_Exercise:_ Wherever a line holds the word "Abril", copy that line out.

_Material provided:_
·····
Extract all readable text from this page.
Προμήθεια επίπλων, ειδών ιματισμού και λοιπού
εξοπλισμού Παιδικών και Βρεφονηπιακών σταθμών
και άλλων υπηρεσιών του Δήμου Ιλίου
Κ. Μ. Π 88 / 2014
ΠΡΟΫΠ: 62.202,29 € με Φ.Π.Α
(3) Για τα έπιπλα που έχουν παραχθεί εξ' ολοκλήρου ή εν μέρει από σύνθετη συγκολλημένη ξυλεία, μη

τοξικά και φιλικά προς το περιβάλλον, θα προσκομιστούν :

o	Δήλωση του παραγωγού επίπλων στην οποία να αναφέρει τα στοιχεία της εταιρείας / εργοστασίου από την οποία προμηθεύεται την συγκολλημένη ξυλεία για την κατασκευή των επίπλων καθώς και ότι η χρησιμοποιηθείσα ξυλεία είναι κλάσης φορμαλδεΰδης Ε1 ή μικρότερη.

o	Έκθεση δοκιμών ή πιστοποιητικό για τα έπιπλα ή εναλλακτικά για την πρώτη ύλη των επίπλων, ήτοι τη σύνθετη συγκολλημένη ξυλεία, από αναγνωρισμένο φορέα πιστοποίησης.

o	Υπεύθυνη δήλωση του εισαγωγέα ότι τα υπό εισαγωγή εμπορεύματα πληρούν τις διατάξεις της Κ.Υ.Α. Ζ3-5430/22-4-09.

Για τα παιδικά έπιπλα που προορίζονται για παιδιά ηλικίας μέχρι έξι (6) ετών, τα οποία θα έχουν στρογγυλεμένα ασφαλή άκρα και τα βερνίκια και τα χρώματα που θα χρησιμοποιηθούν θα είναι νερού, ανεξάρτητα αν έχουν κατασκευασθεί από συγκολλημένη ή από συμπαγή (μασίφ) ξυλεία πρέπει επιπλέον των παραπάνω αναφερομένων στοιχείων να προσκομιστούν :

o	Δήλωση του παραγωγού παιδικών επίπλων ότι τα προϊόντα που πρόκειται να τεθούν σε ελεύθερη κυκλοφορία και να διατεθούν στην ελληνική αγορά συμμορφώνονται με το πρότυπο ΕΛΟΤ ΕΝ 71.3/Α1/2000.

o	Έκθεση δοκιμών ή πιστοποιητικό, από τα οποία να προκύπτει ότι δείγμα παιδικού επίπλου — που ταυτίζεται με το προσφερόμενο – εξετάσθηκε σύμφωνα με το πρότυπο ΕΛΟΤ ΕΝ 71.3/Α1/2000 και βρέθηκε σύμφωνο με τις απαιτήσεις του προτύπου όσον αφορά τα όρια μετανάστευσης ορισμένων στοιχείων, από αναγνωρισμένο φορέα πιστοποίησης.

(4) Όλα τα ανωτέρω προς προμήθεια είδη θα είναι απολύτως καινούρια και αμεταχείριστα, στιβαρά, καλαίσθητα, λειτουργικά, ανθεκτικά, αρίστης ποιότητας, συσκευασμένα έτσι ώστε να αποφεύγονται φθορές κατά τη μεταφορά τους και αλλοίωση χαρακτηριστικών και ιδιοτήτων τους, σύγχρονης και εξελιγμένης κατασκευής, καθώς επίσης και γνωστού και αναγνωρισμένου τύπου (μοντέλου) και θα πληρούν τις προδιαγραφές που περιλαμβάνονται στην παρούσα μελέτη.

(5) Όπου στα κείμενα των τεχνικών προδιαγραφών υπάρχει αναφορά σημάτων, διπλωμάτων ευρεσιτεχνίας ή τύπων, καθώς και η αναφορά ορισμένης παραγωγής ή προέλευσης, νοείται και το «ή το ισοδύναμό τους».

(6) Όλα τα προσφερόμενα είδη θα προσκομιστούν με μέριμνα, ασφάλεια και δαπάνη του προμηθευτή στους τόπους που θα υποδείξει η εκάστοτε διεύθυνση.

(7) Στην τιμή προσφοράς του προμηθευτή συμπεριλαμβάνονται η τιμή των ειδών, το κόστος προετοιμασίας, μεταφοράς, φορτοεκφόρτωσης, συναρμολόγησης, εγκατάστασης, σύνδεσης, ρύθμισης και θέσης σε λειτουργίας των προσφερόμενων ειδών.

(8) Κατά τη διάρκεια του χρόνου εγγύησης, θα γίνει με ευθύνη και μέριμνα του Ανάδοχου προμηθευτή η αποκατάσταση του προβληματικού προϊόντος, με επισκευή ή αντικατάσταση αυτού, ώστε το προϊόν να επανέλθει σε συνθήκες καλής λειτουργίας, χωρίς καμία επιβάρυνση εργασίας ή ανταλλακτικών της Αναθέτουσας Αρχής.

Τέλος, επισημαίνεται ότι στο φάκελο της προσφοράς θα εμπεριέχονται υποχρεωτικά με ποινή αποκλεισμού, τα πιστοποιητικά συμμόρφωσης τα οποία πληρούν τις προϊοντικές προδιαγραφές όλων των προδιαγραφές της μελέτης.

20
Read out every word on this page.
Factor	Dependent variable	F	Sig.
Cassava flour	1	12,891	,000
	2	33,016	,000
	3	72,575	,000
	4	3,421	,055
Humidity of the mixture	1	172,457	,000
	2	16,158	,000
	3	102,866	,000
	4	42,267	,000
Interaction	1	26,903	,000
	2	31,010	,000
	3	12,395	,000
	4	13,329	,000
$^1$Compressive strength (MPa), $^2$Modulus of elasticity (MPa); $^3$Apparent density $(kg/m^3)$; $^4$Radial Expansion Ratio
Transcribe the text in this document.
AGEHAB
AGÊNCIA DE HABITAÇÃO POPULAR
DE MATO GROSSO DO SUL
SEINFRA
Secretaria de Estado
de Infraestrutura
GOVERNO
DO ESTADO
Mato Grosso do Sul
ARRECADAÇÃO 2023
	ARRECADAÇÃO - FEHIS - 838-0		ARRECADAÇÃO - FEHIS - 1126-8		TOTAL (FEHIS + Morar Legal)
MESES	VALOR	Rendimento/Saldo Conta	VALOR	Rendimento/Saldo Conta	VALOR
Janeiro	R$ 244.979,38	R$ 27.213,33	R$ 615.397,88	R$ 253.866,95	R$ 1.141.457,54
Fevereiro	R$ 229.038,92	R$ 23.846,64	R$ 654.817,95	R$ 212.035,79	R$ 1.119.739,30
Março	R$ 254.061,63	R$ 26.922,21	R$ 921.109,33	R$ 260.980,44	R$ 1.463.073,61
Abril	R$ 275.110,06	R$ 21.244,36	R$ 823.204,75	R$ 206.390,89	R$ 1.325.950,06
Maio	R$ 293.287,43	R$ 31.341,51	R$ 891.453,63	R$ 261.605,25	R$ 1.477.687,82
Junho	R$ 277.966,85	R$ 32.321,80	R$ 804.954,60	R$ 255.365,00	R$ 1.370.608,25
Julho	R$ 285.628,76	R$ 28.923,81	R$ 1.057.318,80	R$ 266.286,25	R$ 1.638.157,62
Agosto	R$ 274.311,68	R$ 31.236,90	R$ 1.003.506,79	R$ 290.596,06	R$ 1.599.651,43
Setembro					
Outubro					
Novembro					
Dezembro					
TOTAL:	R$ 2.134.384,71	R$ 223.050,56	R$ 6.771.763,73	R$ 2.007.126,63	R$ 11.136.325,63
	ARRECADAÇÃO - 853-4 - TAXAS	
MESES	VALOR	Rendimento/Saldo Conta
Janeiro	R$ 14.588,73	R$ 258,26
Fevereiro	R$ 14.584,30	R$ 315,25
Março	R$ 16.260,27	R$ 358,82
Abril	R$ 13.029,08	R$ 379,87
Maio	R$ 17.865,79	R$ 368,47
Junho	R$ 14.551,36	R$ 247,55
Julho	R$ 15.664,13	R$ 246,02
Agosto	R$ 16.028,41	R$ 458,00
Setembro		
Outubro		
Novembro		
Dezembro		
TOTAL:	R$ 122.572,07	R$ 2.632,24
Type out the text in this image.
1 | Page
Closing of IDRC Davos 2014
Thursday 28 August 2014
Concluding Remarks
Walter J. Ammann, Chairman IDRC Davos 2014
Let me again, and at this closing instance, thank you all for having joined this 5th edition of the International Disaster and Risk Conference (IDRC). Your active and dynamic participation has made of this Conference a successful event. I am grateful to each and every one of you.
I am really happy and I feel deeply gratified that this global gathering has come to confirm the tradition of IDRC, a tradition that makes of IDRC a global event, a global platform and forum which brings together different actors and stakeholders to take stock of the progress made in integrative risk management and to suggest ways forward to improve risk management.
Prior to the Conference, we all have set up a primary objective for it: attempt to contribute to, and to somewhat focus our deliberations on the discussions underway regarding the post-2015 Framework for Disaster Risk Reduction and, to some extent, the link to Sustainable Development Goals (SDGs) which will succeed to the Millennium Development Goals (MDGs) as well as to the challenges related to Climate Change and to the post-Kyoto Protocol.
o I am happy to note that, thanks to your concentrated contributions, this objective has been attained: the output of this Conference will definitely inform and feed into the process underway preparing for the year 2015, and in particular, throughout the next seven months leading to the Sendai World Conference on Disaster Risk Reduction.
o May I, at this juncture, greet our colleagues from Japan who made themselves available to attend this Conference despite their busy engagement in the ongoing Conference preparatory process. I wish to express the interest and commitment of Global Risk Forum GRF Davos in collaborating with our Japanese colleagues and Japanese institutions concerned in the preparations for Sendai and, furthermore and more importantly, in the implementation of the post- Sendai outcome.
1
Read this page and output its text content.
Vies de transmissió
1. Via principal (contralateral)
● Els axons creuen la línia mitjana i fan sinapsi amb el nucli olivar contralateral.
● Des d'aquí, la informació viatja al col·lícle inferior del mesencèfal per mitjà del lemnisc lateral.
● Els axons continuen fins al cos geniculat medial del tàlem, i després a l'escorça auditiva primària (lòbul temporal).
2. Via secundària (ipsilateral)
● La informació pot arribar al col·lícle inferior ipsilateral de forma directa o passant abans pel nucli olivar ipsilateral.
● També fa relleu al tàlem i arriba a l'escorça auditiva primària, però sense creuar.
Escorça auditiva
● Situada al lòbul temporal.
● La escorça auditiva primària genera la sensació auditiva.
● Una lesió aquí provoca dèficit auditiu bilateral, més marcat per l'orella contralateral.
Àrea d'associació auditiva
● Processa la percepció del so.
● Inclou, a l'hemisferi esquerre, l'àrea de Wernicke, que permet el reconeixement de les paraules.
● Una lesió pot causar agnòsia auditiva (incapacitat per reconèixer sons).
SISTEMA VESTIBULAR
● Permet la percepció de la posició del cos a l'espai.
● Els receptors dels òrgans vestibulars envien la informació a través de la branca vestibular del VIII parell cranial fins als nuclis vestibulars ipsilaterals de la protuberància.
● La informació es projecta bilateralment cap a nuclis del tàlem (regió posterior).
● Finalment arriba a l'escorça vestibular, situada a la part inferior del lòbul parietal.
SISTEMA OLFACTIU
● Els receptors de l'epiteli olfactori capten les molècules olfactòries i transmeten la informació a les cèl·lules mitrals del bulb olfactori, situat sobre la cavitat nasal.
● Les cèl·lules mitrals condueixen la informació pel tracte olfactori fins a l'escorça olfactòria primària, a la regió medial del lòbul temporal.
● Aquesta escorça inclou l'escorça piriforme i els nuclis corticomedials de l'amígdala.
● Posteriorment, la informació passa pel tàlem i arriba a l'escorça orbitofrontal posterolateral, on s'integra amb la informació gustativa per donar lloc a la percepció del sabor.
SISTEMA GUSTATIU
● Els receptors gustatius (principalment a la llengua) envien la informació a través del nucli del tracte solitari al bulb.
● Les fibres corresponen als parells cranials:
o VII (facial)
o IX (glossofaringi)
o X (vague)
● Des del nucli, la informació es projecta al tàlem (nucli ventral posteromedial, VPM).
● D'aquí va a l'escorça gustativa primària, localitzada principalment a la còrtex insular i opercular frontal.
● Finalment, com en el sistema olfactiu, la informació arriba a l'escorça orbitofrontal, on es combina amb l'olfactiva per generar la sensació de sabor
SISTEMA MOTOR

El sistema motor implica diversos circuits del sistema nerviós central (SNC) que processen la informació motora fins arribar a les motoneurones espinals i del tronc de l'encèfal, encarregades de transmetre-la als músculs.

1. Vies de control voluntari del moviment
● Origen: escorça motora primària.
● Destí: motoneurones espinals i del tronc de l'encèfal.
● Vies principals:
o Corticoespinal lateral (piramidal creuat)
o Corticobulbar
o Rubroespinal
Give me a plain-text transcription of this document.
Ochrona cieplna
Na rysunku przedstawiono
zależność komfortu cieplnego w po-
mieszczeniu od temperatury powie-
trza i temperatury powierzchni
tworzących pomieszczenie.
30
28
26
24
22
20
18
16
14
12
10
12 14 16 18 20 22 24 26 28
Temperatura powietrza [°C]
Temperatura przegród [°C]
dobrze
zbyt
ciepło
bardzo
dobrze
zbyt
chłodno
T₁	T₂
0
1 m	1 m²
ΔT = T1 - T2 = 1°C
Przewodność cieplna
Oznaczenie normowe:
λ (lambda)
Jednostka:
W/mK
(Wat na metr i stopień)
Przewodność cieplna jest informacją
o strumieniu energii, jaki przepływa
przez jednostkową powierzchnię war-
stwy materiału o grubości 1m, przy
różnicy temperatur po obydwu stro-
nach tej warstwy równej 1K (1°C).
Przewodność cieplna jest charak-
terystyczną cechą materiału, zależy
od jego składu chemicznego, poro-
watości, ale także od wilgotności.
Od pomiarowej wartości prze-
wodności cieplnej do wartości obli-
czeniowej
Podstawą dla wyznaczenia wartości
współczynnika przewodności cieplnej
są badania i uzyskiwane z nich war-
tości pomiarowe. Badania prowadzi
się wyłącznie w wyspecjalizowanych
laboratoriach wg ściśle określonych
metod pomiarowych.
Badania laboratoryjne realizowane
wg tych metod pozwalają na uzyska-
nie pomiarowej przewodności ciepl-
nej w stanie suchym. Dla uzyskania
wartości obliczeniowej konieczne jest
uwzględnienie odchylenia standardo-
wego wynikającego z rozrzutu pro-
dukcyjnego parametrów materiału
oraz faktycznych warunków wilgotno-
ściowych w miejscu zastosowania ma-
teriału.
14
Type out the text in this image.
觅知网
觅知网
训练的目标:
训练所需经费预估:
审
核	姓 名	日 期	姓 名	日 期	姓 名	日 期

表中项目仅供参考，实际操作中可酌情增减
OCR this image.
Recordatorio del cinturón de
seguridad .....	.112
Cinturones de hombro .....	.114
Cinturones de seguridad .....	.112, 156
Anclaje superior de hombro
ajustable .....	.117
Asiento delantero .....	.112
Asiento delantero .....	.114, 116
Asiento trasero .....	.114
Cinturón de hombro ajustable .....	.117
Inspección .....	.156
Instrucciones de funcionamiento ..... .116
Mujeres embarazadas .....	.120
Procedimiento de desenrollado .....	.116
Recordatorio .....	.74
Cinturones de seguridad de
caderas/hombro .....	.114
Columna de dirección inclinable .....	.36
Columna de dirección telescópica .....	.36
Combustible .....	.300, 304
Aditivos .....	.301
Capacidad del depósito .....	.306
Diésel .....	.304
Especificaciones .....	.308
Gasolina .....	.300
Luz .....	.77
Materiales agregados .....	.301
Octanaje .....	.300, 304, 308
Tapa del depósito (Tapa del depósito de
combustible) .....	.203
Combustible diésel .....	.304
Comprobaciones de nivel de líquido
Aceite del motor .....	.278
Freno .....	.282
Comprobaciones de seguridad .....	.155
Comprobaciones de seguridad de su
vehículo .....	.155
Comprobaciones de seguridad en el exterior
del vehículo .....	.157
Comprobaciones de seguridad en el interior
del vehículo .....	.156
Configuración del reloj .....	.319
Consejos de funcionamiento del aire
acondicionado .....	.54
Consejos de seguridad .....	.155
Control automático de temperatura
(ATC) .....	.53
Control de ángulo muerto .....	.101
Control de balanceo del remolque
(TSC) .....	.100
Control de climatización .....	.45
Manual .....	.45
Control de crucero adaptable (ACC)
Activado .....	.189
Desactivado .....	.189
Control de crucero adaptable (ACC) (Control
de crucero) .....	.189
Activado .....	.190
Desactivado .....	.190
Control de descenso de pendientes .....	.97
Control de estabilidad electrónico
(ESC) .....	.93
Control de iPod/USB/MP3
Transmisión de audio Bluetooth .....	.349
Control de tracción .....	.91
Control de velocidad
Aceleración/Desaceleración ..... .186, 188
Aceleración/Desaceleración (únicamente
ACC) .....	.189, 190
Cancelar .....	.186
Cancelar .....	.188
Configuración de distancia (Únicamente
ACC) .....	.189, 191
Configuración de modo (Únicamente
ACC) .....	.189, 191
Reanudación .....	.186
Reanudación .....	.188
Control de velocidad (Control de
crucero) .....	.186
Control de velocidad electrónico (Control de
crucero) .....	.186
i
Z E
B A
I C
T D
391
·····
_Exercise solution:_
Abril	R$ 275.110,06	R$ 21.244,36	R$ 823.204,75	R$ 206.390,89	R$ 1.325.950,06
Abril	R$ 13.029,08	R$ 379,87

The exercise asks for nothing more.